### EXERCISE AIM
Your job is to copy every record exactly.

Saved entries:

>>>>

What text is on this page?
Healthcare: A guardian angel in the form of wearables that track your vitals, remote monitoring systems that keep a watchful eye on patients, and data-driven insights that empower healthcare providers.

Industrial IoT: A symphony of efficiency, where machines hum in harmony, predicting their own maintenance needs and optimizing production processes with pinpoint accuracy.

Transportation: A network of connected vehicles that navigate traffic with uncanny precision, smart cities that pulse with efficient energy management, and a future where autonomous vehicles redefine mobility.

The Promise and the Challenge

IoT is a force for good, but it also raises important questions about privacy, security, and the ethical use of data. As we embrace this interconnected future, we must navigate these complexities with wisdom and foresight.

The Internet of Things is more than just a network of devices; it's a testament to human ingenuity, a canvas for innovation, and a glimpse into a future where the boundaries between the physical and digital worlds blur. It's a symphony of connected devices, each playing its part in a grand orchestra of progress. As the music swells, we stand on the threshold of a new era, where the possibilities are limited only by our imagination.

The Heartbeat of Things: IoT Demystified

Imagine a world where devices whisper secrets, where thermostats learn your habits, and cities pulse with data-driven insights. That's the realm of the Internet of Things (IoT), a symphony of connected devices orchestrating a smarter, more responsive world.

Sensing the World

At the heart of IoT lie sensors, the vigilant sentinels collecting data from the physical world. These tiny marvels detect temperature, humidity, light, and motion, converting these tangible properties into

<<<<

### SOLUTION TO THE PROBLEM
What text is on this page?
Healthcare: A guardian angel in the form of wearables that track your vitals, remote monitoring systems that keep a watchful eye on patients, and data-driven insights that empower healthcare providers.

Industrial IoT: A symphony of efficiency, where machines hum in harmony, predicting their own maintenance needs and optimizing production processes with pinpoint accuracy.

Transportation: A network of connected vehicles that navigate traffic with uncanny precision, smart cities that pulse with efficient energy management, and a future where autonomous vehicles redefine mobility.

The Promise and the Challenge

IoT is a force for good, but it also raises important questions about privacy, security, and the ethical use of data. As we embrace this interconnected future, we must navigate these complexities with wisdom and foresight.

The Internet of Things is more than just a network of devices; it's a testament to human ingenuity, a canvas for innovation, and a glimpse into a future where the boundaries between the physical and digital worlds blur. It's a symphony of connected devices, each playing its part in a grand orchestra of progress. As the music swells, we stand on the threshold of a new era, where the possibilities are limited only by our imagination.

The Heartbeat of Things: IoT Demystified

Imagine a world where devices whisper secrets, where thermostats learn your habits, and cities pulse with data-driven insights. That's the realm of the Internet of Things (IoT), a symphony of connected devices orchestrating a smarter, more responsive world.

Sensing the World

At the heart of IoT lie sensors, the vigilant sentinels collecting data from the physical world. These tiny marvels detect temperature, humidity, light, and motion, converting these tangible properties into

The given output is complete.